= THE REQUEST =
Filter the data below for the string "bottom" and copy each matching line.

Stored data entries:
%%
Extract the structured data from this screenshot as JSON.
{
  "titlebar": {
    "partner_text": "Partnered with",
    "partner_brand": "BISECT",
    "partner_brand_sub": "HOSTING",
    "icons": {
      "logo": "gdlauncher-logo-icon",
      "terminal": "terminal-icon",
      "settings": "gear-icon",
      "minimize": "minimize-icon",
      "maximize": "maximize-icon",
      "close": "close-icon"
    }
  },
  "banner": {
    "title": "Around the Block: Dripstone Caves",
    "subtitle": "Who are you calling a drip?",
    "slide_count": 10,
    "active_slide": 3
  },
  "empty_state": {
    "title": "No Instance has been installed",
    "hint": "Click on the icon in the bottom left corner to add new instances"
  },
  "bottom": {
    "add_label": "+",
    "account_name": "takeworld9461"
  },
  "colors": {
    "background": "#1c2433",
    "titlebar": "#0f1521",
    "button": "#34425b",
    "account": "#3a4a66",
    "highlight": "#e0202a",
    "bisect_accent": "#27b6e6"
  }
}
%%
= EXPECTED ANSWER =
    "hint": "Click on the icon in the bottom left corner to add new instances"
  "bottom": {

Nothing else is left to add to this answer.